• [Your objective]: List all lines of the data that include the string "What".
━━ Provided material
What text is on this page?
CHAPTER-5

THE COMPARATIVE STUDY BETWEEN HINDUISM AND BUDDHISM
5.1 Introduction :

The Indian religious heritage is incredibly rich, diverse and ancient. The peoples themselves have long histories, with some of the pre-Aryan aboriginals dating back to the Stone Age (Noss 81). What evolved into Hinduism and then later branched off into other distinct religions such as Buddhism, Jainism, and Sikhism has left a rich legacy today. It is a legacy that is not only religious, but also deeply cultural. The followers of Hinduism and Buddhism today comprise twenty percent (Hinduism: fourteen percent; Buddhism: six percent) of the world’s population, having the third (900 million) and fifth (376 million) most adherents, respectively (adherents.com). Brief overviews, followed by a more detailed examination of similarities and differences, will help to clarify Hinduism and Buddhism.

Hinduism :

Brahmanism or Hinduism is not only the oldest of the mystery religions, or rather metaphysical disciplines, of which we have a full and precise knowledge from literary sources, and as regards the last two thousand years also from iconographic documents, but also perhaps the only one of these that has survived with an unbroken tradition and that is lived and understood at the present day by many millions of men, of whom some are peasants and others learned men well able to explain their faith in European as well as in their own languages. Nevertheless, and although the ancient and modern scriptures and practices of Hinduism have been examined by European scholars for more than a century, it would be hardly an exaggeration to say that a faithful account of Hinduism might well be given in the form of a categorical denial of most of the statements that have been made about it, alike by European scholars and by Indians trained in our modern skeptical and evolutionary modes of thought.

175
━━━━
• [Task result]:
What text is on this page?
The Indian religious heritage is incredibly rich, diverse and ancient. The peoples themselves have long histories, with some of the pre-Aryan aboriginals dating back to the Stone Age (Noss 81). What evolved into Hinduism and then later branched off into other distinct religions such as Buddhism, Jainism, and Sikhism has left a rich legacy today. It is a legacy that is not only religious, but also deeply cultural. The followers of Hinduism and Buddhism today comprise twenty percent (Hinduism: fourteen percent; Buddhism: six percent) of the world’s population, having the third (900 million) and fifth (376 million) most adherents, respectively (adherents.com). Brief overviews, followed by a more detailed examination of similarities and differences, will help to clarify Hinduism and Buddhism.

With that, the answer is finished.